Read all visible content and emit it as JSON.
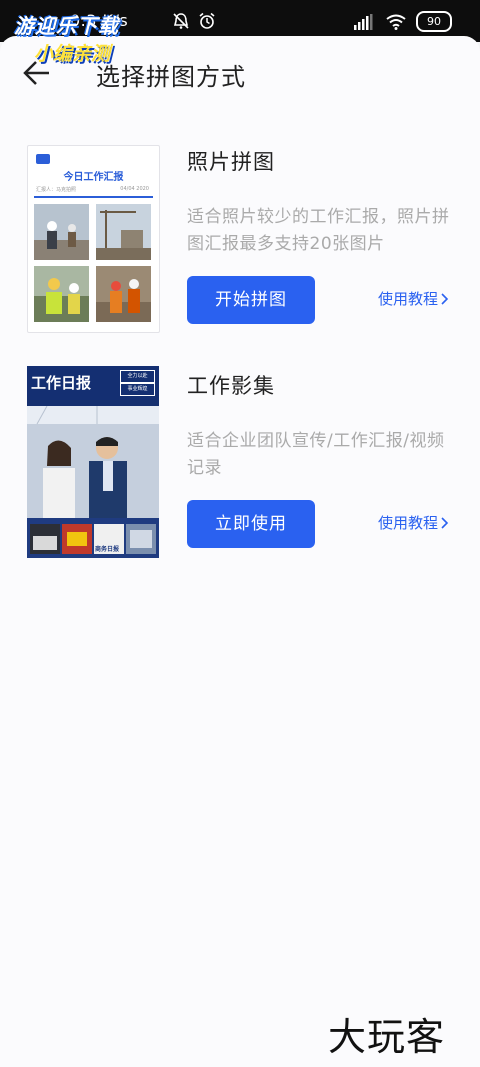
{
  "status_bar": {
    "speed": "0.3 K/s",
    "battery": "90"
  },
  "watermark": {
    "line1": "游迎乐下载",
    "line2": "小编亲测",
    "bottom": "大玩客"
  },
  "header": {
    "title": "选择拼图方式"
  },
  "cards": [
    {
      "title": "照片拼图",
      "description": "适合照片较少的工作汇报，照片拼图汇报最多支持20张图片",
      "button": "开始拼图",
      "tutorial": "使用教程",
      "thumb": {
        "heading": "今日工作汇报",
        "reporter": "汇报人：马克拍照",
        "date": "04/04 2020"
      }
    },
    {
      "title": "工作影集",
      "description": "适合企业团队宣传/工作汇报/视频记录",
      "button": "立即使用",
      "tutorial": "使用教程",
      "thumb": {
        "heading": "工作日报",
        "tag1": "全力以赴",
        "tag2": "事业辉煌",
        "mini_labels": [
          "",
          "",
          "商务日报",
          ""
        ]
      }
    }
  ],
  "colors": {
    "accent": "#2a61f0",
    "statusbar": "#0d0d0d"
  }
}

# # #

#### [INSTRUCTIONS FOR THE TASK]
From the entries above, pull out each line that includes "description".

#### [WRITTEN REPLY]
      "description": "适合照片较少的工作汇报，照片拼图汇报最多支持20张图片",
      "description": "适合企业团队宣传/工作汇报/视频记录",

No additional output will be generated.